**Short exercise:**
Keep only the lines of the listing that include the word "cigarette", and copy them.

>> start

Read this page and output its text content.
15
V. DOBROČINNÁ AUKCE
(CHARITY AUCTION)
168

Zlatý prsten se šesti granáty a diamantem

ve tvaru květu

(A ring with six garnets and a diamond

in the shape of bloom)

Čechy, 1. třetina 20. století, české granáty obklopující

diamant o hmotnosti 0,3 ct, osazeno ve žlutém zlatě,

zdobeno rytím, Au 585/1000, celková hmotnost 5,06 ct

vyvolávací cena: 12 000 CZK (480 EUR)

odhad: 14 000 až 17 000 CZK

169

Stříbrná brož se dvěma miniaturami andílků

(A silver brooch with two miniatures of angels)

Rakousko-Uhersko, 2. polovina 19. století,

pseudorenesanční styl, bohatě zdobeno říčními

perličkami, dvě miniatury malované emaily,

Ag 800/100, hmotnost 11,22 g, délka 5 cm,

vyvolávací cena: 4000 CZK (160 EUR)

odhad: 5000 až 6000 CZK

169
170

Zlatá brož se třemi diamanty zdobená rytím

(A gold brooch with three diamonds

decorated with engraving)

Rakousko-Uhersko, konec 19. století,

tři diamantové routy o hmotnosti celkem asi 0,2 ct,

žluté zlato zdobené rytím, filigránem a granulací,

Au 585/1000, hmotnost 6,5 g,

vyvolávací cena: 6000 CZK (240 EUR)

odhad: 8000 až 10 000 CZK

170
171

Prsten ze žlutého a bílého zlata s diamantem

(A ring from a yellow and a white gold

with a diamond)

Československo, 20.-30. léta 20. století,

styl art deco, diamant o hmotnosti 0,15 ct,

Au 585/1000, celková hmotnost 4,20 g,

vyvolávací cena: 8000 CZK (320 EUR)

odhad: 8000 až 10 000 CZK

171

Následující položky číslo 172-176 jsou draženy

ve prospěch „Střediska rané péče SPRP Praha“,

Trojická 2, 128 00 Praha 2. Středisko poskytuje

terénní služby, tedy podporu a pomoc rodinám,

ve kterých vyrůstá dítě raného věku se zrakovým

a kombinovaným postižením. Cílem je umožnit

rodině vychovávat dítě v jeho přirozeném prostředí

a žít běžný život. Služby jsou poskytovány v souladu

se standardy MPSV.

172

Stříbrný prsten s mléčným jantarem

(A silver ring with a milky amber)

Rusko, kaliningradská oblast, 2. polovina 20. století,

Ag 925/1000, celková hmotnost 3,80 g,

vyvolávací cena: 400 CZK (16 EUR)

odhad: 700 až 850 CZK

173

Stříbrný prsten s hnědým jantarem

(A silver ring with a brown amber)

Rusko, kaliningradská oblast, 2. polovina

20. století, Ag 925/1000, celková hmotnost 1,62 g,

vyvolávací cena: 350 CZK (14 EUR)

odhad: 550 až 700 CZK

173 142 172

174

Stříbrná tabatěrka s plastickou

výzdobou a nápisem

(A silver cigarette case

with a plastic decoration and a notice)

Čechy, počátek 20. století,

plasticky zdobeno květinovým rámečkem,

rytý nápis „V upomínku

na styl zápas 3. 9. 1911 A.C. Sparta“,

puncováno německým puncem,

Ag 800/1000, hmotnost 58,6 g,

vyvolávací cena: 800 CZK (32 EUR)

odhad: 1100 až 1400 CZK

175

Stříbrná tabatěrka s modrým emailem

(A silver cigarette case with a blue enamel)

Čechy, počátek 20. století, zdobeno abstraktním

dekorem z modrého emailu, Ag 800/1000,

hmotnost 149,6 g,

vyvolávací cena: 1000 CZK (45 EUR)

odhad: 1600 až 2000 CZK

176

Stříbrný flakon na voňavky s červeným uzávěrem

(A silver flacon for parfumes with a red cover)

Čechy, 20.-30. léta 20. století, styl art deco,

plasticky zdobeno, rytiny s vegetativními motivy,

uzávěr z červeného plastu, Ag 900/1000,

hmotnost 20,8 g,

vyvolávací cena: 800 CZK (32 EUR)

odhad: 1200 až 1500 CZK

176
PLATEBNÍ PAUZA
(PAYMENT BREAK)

>> end

**Reply:**
(A silver cigarette case
(A silver cigarette case with a blue enamel)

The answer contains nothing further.